- Required work
Pictures stay out of the copy; restate everything else in the material exactly.

Collected data entries
════════════════════
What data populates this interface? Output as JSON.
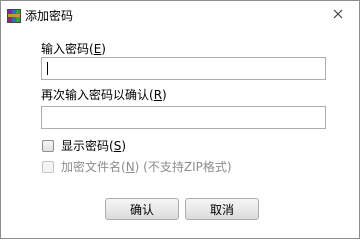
{
  "window": {
    "title": "添加密码",
    "close_glyph": "✕",
    "app_icon": "winrar-icon"
  },
  "password": {
    "label_prefix": "输入密码(",
    "label_key": "E",
    "label_suffix": ")",
    "value": ""
  },
  "confirm_password": {
    "label_prefix": "再次输入密码以确认(",
    "label_key": "R",
    "label_suffix": ")",
    "value": ""
  },
  "options": {
    "show_password": {
      "label_prefix": "显示密码(",
      "label_key": "S",
      "label_suffix": ")",
      "checked": false,
      "enabled": true
    },
    "encrypt_filenames": {
      "label_prefix": "加密文件名(",
      "label_key": "N",
      "label_suffix": ")",
      "note": " (不支持ZIP格式)",
      "checked": false,
      "enabled": false
    }
  },
  "buttons": {
    "ok_label": "确认",
    "cancel_label": "取消"
  },
  "colors": {
    "window_bg": "#ffffff",
    "disabled_text": "#8d8d8d",
    "border": "#abadb3"
  }
}
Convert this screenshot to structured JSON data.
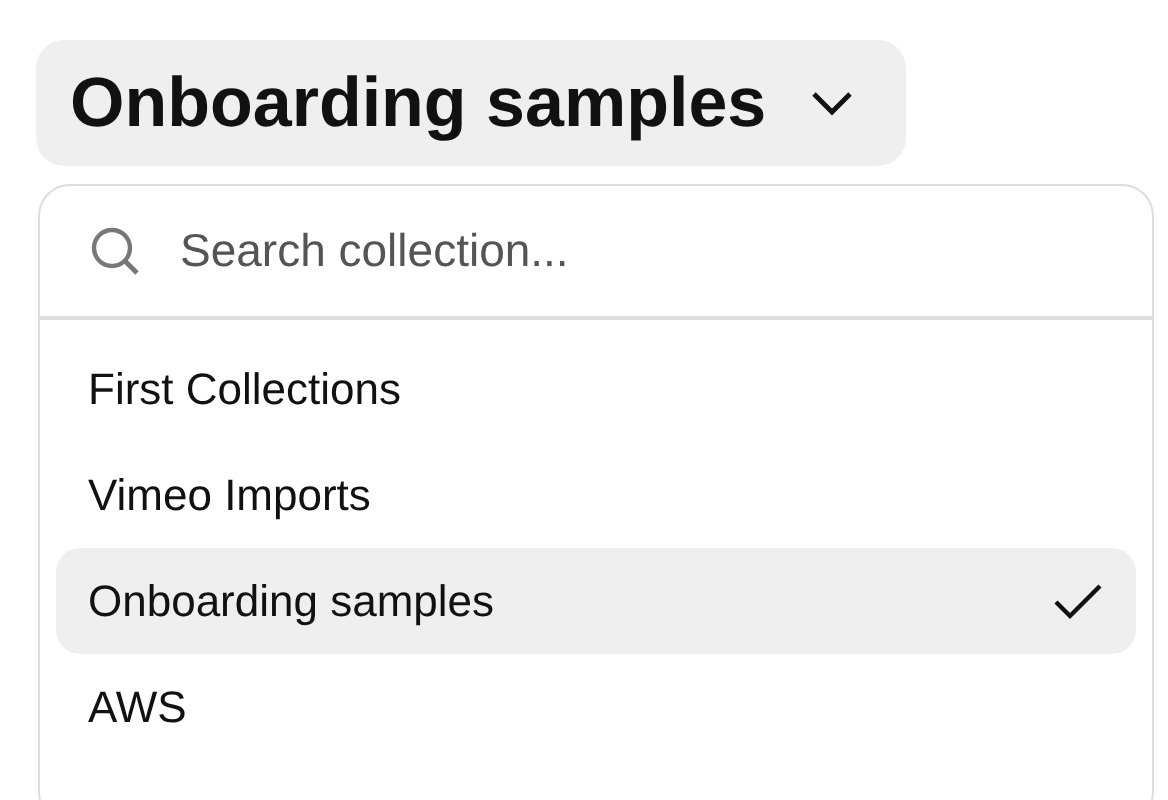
{
  "dropdown": {
    "label": "Onboarding samples"
  },
  "search": {
    "placeholder": "Search collection..."
  },
  "items": [
    {
      "label": "First Collections",
      "selected": false
    },
    {
      "label": "Vimeo Imports",
      "selected": false
    },
    {
      "label": "Onboarding samples",
      "selected": true
    },
    {
      "label": "AWS",
      "selected": false
    }
  ]
}
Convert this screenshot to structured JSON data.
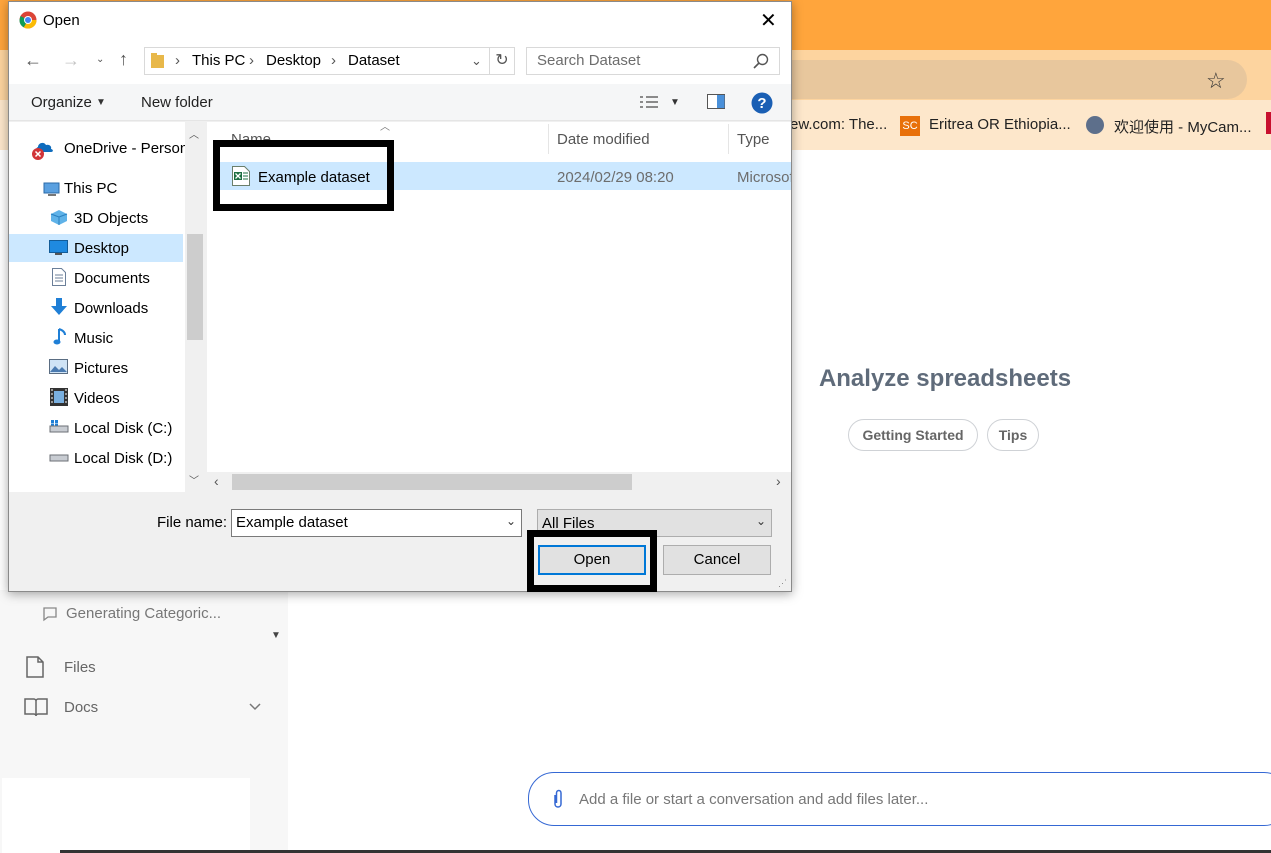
{
  "browser": {
    "bookmarks": [
      {
        "label": "ew.com: The..."
      },
      {
        "label": "Eritrea OR Ethiopia...",
        "badge": "SC"
      },
      {
        "label": "欢迎使用 - MyCam..."
      }
    ]
  },
  "app": {
    "hero_title": "Analyze spreadsheets",
    "pills": [
      "Getting Started",
      "Tips"
    ],
    "sidebar": {
      "conversation": "Generating Categoric...",
      "files": "Files",
      "docs": "Docs"
    },
    "chat_placeholder": "Add a file or start a conversation and add files later..."
  },
  "dialog": {
    "title": "Open",
    "breadcrumb": [
      "This PC",
      "Desktop",
      "Dataset"
    ],
    "search_placeholder": "Search Dataset",
    "toolbar": {
      "organize": "Organize",
      "new_folder": "New folder"
    },
    "nav_tree": [
      "OneDrive - Person",
      "This PC",
      "3D Objects",
      "Desktop",
      "Documents",
      "Downloads",
      "Music",
      "Pictures",
      "Videos",
      "Local Disk (C:)",
      "Local Disk (D:)"
    ],
    "selected_nav": "Desktop",
    "columns": {
      "name": "Name",
      "date": "Date modified",
      "type": "Type"
    },
    "files": [
      {
        "name": "Example dataset",
        "date": "2024/02/29 08:20",
        "type": "Microsof"
      }
    ],
    "file_name_label": "File name:",
    "file_name_value": "Example dataset",
    "file_type": "All Files",
    "open_label": "Open",
    "cancel_label": "Cancel"
  },
  "colors": {
    "browser_orange": "#ffa53c",
    "selection": "#cce8ff",
    "highlight": "#000000"
  }
}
════════════════════
- Response below
What data populates this interface? Output as JSON.
{
  "window": {
    "title": "添加密码",
    "close_glyph": "✕",
    "app_icon": "winrar-icon"
  },
  "password": {
    "label_prefix": "输入密码(",
    "label_key": "E",
    "label_suffix": ")",
    "value": ""
  },
  "confirm_password": {
    "label_prefix": "再次输入密码以确认(",
    "label_key": "R",
    "label_suffix": ")",
    "value": ""
  },
  "options": {
    "show_password": {
      "label_prefix": "显示密码(",
      "label_key": "S",
      "label_suffix": ")",
      "checked": false,
      "enabled": true
    },
    "encrypt_filenames": {
      "label_prefix": "加密文件名(",
      "label_key": "N",
      "label_suffix": ")",
      "note": " (不支持ZIP格式)",
      "checked": false,
      "enabled": false
    }
  },
  "buttons": {
    "ok_label": "确认",
    "cancel_label": "取消"
  },
  "colors": {
    "window_bg": "#ffffff",
    "disabled_text": "#8d8d8d",
    "border": "#abadb3"
  }
}
Convert this screenshot to structured JSON data.
{
  "dropdown": {
    "label": "Onboarding samples"
  },
  "search": {
    "placeholder": "Search collection..."
  },
  "items": [
    {
      "label": "First Collections",
      "selected": false
    },
    {
      "label": "Vimeo Imports",
      "selected": false
    },
    {
      "label": "Onboarding samples",
      "selected": true
    },
    {
      "label": "AWS",
      "selected": false
    }
  ]
}
Convert this screenshot to structured JSON data.
{
  "browser": {
    "bookmarks": [
      {
        "label": "ew.com: The..."
      },
      {
        "label": "Eritrea OR Ethiopia...",
        "badge": "SC"
      },
      {
        "label": "欢迎使用 - MyCam..."
      }
    ]
  },
  "app": {
    "hero_title": "Analyze spreadsheets",
    "pills": [
      "Getting Started",
      "Tips"
    ],
    "sidebar": {
      "conversation": "Generating Categoric...",
      "files": "Files",
      "docs": "Docs"
    },
    "chat_placeholder": "Add a file or start a conversation and add files later..."
  },
  "dialog": {
    "title": "Open",
    "breadcrumb": [
      "This PC",
      "Desktop",
      "Dataset"
    ],
    "search_placeholder": "Search Dataset",
    "toolbar": {
      "organize": "Organize",
      "new_folder": "New folder"
    },
    "nav_tree": [
      "OneDrive - Person",
      "This PC",
      "3D Objects",
      "Desktop",
      "Documents",
      "Downloads",
      "Music",
      "Pictures",
      "Videos",
      "Local Disk (C:)",
      "Local Disk (D:)"
    ],
    "selected_nav": "Desktop",
    "columns": {
      "name": "Name",
      "date": "Date modified",
      "type": "Type"
    },
    "files": [
      {
        "name": "Example dataset",
        "date": "2024/02/29 08:20",
        "type": "Microsof"
      }
    ],
    "file_name_label": "File name:",
    "file_name_value": "Example dataset",
    "file_type": "All Files",
    "open_label": "Open",
    "cancel_label": "Cancel"
  },
  "colors": {
    "browser_orange": "#ffa53c",
    "selection": "#cce8ff",
    "highlight": "#000000"
  }
}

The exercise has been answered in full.